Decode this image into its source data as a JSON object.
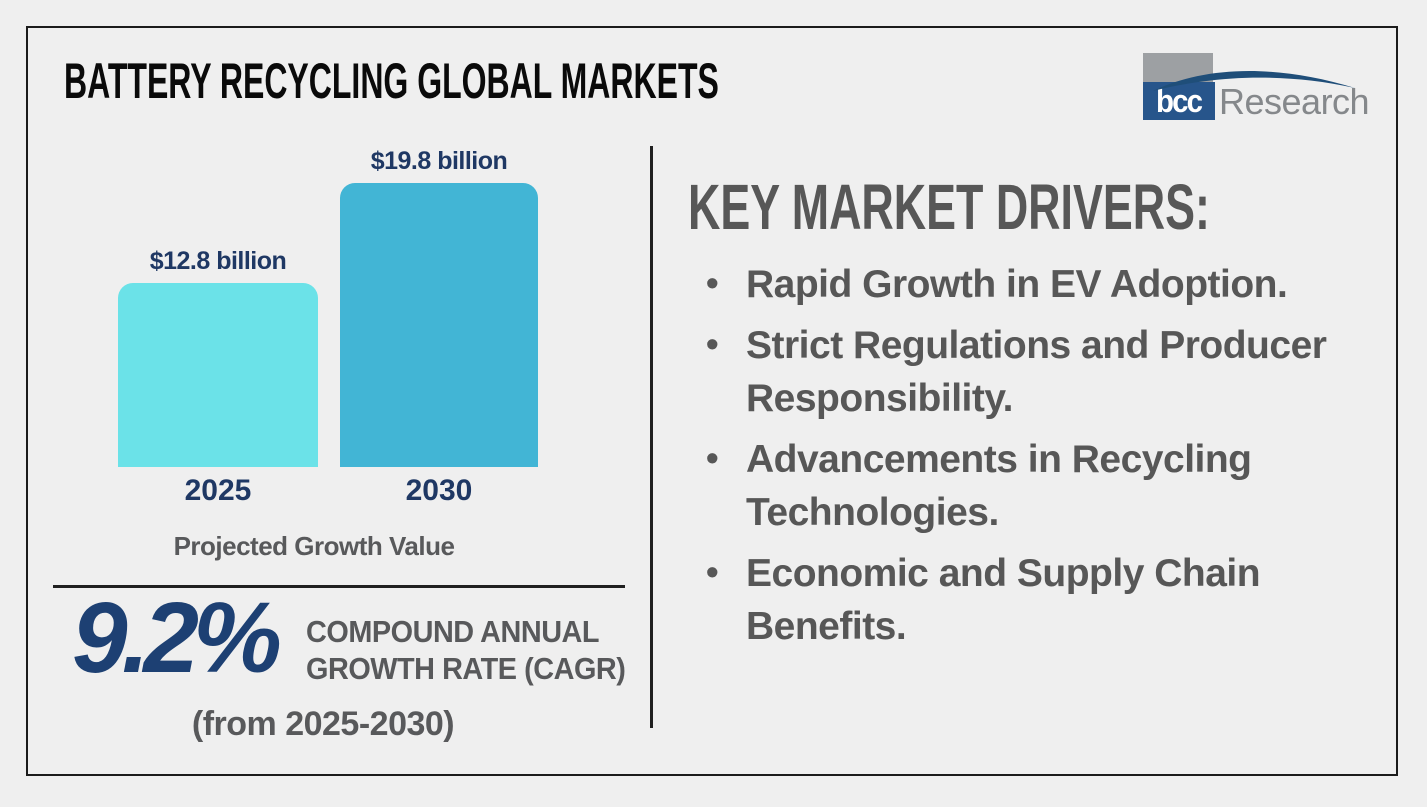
{
  "page": {
    "title": "BATTERY RECYCLING GLOBAL MARKETS"
  },
  "logo": {
    "bcc": "bcc",
    "research": "Research"
  },
  "chart_data": {
    "type": "bar",
    "title": "Projected Growth Value",
    "categories": [
      "2025",
      "2030"
    ],
    "values": [
      12.8,
      19.8
    ],
    "unit": "USD billion",
    "value_labels": [
      "$12.8 billion",
      "$19.8 billion"
    ],
    "ylim": [
      0,
      20
    ],
    "grid": false,
    "legend": false,
    "bar_colors": [
      "#6BE2E8",
      "#42B5D5"
    ]
  },
  "cagr": {
    "value": "9.2%",
    "label_lines": [
      "COMPOUND ANNUAL",
      "GROWTH RATE (CAGR)"
    ],
    "period": "(from 2025-2030)"
  },
  "drivers": {
    "heading": "KEY MARKET DRIVERS:",
    "bullet_glyph": "•",
    "items": [
      "Rapid Growth in EV Adoption.",
      "Strict Regulations and Producer Responsibility.",
      "Advancements in Recycling Technologies.",
      "Economic and Supply Chain Benefits."
    ]
  },
  "colors": {
    "background": "#EFEFEF",
    "frame": "#1B1B1B",
    "navy_label": "#1F3864",
    "navy_cagr": "#1D4073",
    "gray_text": "#58595B",
    "drivers_gray": "#575757",
    "bar_2025": "#6BE2E8",
    "bar_2030": "#42B5D5",
    "logo_gray_block": "#9DA0A3",
    "logo_blue_block": "#27558B",
    "logo_swoosh": "#1F4E79",
    "logo_research_text": "#85888B"
  }
}
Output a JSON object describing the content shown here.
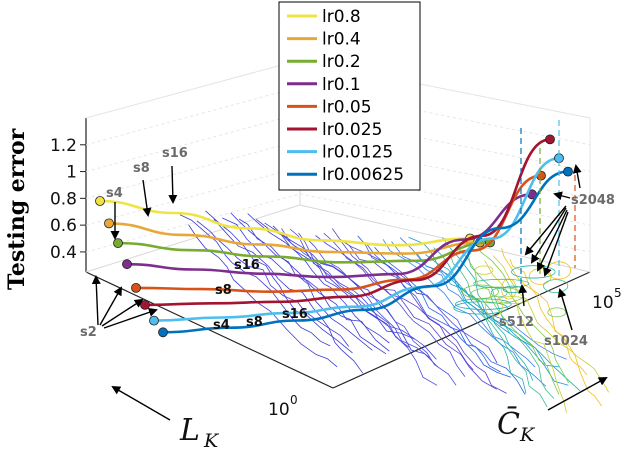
{
  "chart_data": {
    "type": "line",
    "title": "",
    "zlabel": "Testing error",
    "xlabel_symbol": "L",
    "xlabel_sub": "K",
    "ylabel_symbol": "C̄",
    "ylabel_sub": "K",
    "zlim": [
      0.25,
      1.4
    ],
    "z_ticks": [
      "0.4",
      "0.6",
      "0.8",
      "1",
      "1.2"
    ],
    "x_tick_label": "10^0",
    "x_tick_base": "10",
    "x_tick_exp": "0",
    "y_tick_label": "10^5",
    "y_tick_base": "10",
    "y_tick_exp": "5",
    "legend_location": "top-center",
    "series": [
      {
        "name": "lr0.8",
        "color": "#f0e442",
        "values": [
          0.78,
          0.73,
          0.64,
          0.55,
          0.49,
          0.5
        ]
      },
      {
        "name": "lr0.4",
        "color": "#e8a838",
        "values": [
          0.68,
          0.62,
          0.56,
          0.49,
          0.44,
          0.47
        ]
      },
      {
        "name": "lr0.2",
        "color": "#77ac30",
        "values": [
          0.6,
          0.56,
          0.51,
          0.44,
          0.4,
          0.47
        ]
      },
      {
        "name": "lr0.1",
        "color": "#7e2f8e",
        "values": [
          0.51,
          0.47,
          0.43,
          0.38,
          0.36,
          0.56,
          0.83
        ]
      },
      {
        "name": "lr0.05",
        "color": "#d95319",
        "values": [
          0.4,
          0.38,
          0.34,
          0.32,
          0.34,
          0.49,
          0.97
        ]
      },
      {
        "name": "lr0.025",
        "color": "#a2142f",
        "values": [
          0.34,
          0.33,
          0.31,
          0.3,
          0.36,
          0.61,
          1.24
        ]
      },
      {
        "name": "lr0.0125",
        "color": "#4dbeee",
        "values": [
          0.29,
          0.28,
          0.27,
          0.26,
          0.33,
          0.6,
          1.1
        ]
      },
      {
        "name": "lr0.00625",
        "color": "#0072bd",
        "values": [
          0.27,
          0.26,
          0.26,
          0.27,
          0.36,
          0.69,
          1.0
        ]
      }
    ],
    "batch_labels": [
      "s2",
      "s4",
      "s8",
      "s16",
      "s512",
      "s1024",
      "s2048"
    ],
    "mid_labels": [
      "s16",
      "s8",
      "s4",
      "s8",
      "s16"
    ]
  }
}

— Short problem —
Look through the material above and work out how many of its lines contain "title". State the number only.

— Output of the exercise —
3